## BEGIN

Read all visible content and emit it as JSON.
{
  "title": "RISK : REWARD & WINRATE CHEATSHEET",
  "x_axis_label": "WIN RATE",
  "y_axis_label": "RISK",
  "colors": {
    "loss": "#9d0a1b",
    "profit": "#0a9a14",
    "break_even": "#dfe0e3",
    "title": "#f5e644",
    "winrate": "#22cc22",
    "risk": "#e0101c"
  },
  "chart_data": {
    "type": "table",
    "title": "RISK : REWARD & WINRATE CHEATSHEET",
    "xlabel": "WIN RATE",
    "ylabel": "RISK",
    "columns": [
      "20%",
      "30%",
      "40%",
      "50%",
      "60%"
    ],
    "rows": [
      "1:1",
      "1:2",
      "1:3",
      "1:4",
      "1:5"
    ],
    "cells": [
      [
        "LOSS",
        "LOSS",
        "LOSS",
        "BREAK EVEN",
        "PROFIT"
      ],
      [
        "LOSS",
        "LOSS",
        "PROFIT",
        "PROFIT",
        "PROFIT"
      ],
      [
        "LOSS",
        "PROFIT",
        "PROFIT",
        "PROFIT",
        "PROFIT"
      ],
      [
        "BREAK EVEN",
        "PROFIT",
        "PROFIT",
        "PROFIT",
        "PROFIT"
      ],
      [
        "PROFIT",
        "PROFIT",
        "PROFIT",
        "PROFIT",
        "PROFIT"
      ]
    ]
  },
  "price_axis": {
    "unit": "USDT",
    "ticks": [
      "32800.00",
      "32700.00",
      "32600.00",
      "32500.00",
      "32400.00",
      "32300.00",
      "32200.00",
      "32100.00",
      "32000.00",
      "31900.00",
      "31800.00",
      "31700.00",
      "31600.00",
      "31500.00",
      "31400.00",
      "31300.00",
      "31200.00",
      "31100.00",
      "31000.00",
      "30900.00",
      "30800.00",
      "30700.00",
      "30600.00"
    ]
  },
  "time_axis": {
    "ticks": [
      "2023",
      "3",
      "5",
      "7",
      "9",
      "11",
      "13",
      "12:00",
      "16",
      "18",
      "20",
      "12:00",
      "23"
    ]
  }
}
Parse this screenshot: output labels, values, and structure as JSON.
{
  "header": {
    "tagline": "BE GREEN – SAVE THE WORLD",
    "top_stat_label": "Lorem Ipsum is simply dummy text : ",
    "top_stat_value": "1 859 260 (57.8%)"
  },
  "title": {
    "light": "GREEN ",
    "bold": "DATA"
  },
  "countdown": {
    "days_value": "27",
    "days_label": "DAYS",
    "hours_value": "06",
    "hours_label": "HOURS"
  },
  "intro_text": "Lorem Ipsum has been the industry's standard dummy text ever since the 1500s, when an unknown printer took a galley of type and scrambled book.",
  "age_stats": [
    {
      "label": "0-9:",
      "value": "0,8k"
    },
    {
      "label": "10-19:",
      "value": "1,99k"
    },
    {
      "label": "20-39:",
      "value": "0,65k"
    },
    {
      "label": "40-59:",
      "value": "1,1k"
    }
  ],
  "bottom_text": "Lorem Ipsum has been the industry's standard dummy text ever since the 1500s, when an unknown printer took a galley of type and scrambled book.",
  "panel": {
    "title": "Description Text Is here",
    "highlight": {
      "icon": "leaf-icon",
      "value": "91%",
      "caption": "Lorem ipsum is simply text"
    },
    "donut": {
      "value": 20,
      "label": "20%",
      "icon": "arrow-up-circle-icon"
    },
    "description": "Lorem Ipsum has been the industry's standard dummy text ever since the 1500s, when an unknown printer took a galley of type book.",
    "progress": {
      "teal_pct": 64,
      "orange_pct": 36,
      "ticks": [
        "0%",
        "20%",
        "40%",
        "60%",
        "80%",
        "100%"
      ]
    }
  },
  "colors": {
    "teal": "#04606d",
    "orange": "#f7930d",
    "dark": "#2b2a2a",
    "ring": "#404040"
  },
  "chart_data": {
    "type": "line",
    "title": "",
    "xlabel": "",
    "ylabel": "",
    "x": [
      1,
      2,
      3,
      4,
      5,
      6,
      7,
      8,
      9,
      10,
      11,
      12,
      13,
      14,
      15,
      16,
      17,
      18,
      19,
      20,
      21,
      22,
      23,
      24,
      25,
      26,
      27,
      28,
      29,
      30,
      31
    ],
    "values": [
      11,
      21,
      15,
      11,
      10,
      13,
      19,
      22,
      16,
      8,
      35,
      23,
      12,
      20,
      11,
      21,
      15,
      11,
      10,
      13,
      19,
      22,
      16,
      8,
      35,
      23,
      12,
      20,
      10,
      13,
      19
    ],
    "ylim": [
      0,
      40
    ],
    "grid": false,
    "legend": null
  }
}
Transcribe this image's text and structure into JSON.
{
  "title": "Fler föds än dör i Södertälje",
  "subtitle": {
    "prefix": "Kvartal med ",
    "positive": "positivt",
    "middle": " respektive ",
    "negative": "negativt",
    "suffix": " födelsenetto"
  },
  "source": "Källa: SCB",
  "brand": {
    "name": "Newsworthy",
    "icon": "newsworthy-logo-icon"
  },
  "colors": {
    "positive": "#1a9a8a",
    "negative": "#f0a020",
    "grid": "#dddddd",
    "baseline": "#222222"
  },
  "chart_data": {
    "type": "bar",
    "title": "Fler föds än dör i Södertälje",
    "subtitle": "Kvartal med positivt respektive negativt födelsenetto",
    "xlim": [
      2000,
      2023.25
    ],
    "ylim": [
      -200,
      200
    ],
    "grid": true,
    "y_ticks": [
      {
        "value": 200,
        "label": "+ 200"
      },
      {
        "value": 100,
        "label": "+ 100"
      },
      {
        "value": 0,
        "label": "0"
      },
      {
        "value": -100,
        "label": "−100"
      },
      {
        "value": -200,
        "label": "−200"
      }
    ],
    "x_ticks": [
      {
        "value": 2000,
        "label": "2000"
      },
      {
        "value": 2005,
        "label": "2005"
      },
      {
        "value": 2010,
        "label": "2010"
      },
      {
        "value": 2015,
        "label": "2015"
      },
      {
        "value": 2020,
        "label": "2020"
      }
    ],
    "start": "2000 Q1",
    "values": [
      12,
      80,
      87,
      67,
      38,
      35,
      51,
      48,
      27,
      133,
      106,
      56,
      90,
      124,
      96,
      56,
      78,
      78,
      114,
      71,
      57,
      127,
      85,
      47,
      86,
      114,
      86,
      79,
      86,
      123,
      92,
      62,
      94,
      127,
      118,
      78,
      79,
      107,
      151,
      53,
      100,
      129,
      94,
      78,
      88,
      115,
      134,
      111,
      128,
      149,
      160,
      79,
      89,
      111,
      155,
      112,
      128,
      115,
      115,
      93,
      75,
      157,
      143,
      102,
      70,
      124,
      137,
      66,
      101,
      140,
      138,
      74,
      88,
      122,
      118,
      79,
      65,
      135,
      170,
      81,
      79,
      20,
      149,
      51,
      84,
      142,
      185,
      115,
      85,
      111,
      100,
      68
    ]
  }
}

## END

* What is expected *
Here, the records must be output exactly and in full.

* Exercise answer *
Read all visible content and emit it as JSON.
{
  "title": "RISK : REWARD & WINRATE CHEATSHEET",
  "x_axis_label": "WIN RATE",
  "y_axis_label": "RISK",
  "colors": {
    "loss": "#9d0a1b",
    "profit": "#0a9a14",
    "break_even": "#dfe0e3",
    "title": "#f5e644",
    "winrate": "#22cc22",
    "risk": "#e0101c"
  },
  "chart_data": {
    "type": "table",
    "title": "RISK : REWARD & WINRATE CHEATSHEET",
    "xlabel": "WIN RATE",
    "ylabel": "RISK",
    "columns": [
      "20%",
      "30%",
      "40%",
      "50%",
      "60%"
    ],
    "rows": [
      "1:1",
      "1:2",
      "1:3",
      "1:4",
      "1:5"
    ],
    "cells": [
      [
        "LOSS",
        "LOSS",
        "LOSS",
        "BREAK EVEN",
        "PROFIT"
      ],
      [
        "LOSS",
        "LOSS",
        "PROFIT",
        "PROFIT",
        "PROFIT"
      ],
      [
        "LOSS",
        "PROFIT",
        "PROFIT",
        "PROFIT",
        "PROFIT"
      ],
      [
        "BREAK EVEN",
        "PROFIT",
        "PROFIT",
        "PROFIT",
        "PROFIT"
      ],
      [
        "PROFIT",
        "PROFIT",
        "PROFIT",
        "PROFIT",
        "PROFIT"
      ]
    ]
  },
  "price_axis": {
    "unit": "USDT",
    "ticks": [
      "32800.00",
      "32700.00",
      "32600.00",
      "32500.00",
      "32400.00",
      "32300.00",
      "32200.00",
      "32100.00",
      "32000.00",
      "31900.00",
      "31800.00",
      "31700.00",
      "31600.00",
      "31500.00",
      "31400.00",
      "31300.00",
      "31200.00",
      "31100.00",
      "31000.00",
      "30900.00",
      "30800.00",
      "30700.00",
      "30600.00"
    ]
  },
  "time_axis": {
    "ticks": [
      "2023",
      "3",
      "5",
      "7",
      "9",
      "11",
      "13",
      "12:00",
      "16",
      "18",
      "20",
      "12:00",
      "23"
    ]
  }
}
Parse this screenshot: output labels, values, and structure as JSON.
{
  "header": {
    "tagline": "BE GREEN – SAVE THE WORLD",
    "top_stat_label": "Lorem Ipsum is simply dummy text : ",
    "top_stat_value": "1 859 260 (57.8%)"
  },
  "title": {
    "light": "GREEN ",
    "bold": "DATA"
  },
  "countdown": {
    "days_value": "27",
    "days_label": "DAYS",
    "hours_value": "06",
    "hours_label": "HOURS"
  },
  "intro_text": "Lorem Ipsum has been the industry's standard dummy text ever since the 1500s, when an unknown printer took a galley of type and scrambled book.",
  "age_stats": [
    {
      "label": "0-9:",
      "value": "0,8k"
    },
    {
      "label": "10-19:",
      "value": "1,99k"
    },
    {
      "label": "20-39:",
      "value": "0,65k"
    },
    {
      "label": "40-59:",
      "value": "1,1k"
    }
  ],
  "bottom_text": "Lorem Ipsum has been the industry's standard dummy text ever since the 1500s, when an unknown printer took a galley of type and scrambled book.",
  "panel": {
    "title": "Description Text Is here",
    "highlight": {
      "icon": "leaf-icon",
      "value": "91%",
      "caption": "Lorem ipsum is simply text"
    },
    "donut": {
      "value": 20,
      "label": "20%",
      "icon": "arrow-up-circle-icon"
    },
    "description": "Lorem Ipsum has been the industry's standard dummy text ever since the 1500s, when an unknown printer took a galley of type book.",
    "progress": {
      "teal_pct": 64,
      "orange_pct": 36,
      "ticks": [
        "0%",
        "20%",
        "40%",
        "60%",
        "80%",
        "100%"
      ]
    }
  },
  "colors": {
    "teal": "#04606d",
    "orange": "#f7930d",
    "dark": "#2b2a2a",
    "ring": "#404040"
  },
  "chart_data": {
    "type": "line",
    "title": "",
    "xlabel": "",
    "ylabel": "",
    "x": [
      1,
      2,
      3,
      4,
      5,
      6,
      7,
      8,
      9,
      10,
      11,
      12,
      13,
      14,
      15,
      16,
      17,
      18,
      19,
      20,
      21,
      22,
      23,
      24,
      25,
      26,
      27,
      28,
      29,
      30,
      31
    ],
    "values": [
      11,
      21,
      15,
      11,
      10,
      13,
      19,
      22,
      16,
      8,
      35,
      23,
      12,
      20,
      11,
      21,
      15,
      11,
      10,
      13,
      19,
      22,
      16,
      8,
      35,
      23,
      12,
      20,
      10,
      13,
      19
    ],
    "ylim": [
      0,
      40
    ],
    "grid": false,
    "legend": null
  }
}
Transcribe this image's text and structure into JSON.
{
  "title": "Fler föds än dör i Södertälje",
  "subtitle": {
    "prefix": "Kvartal med ",
    "positive": "positivt",
    "middle": " respektive ",
    "negative": "negativt",
    "suffix": " födelsenetto"
  },
  "source": "Källa: SCB",
  "brand": {
    "name": "Newsworthy",
    "icon": "newsworthy-logo-icon"
  },
  "colors": {
    "positive": "#1a9a8a",
    "negative": "#f0a020",
    "grid": "#dddddd",
    "baseline": "#222222"
  },
  "chart_data": {
    "type": "bar",
    "title": "Fler föds än dör i Södertälje",
    "subtitle": "Kvartal med positivt respektive negativt födelsenetto",
    "xlim": [
      2000,
      2023.25
    ],
    "ylim": [
      -200,
      200
    ],
    "grid": true,
    "y_ticks": [
      {
        "value": 200,
        "label": "+ 200"
      },
      {
        "value": 100,
        "label": "+ 100"
      },
      {
        "value": 0,
        "label": "0"
      },
      {
        "value": -100,
        "label": "−100"
      },
      {
        "value": -200,
        "label": "−200"
      }
    ],
    "x_ticks": [
      {
        "value": 2000,
        "label": "2000"
      },
      {
        "value": 2005,
        "label": "2005"
      },
      {
        "value": 2010,
        "label": "2010"
      },
      {
        "value": 2015,
        "label": "2015"
      },
      {
        "value": 2020,
        "label": "2020"
      }
    ],
    "start": "2000 Q1",
    "values": [
      12,
      80,
      87,
      67,
      38,
      35,
      51,
      48,
      27,
      133,
      106,
      56,
      90,
      124,
      96,
      56,
      78,
      78,
      114,
      71,
      57,
      127,
      85,
      47,
      86,
      114,
      86,
      79,
      86,
      123,
      92,
      62,
      94,
      127,
      118,
      78,
      79,
      107,
      151,
      53,
      100,
      129,
      94,
      78,
      88,
      115,
      134,
      111,
      128,
      149,
      160,
      79,
      89,
      111,
      155,
      112,
      128,
      115,
      115,
      93,
      75,
      157,
      143,
      102,
      70,
      124,
      137,
      66,
      101,
      140,
      138,
      74,
      88,
      122,
      118,
      79,
      65,
      135,
      170,
      81,
      79,
      20,
      149,
      51,
      84,
      142,
      185,
      115,
      85,
      111,
      100,
      68
    ]
  }
}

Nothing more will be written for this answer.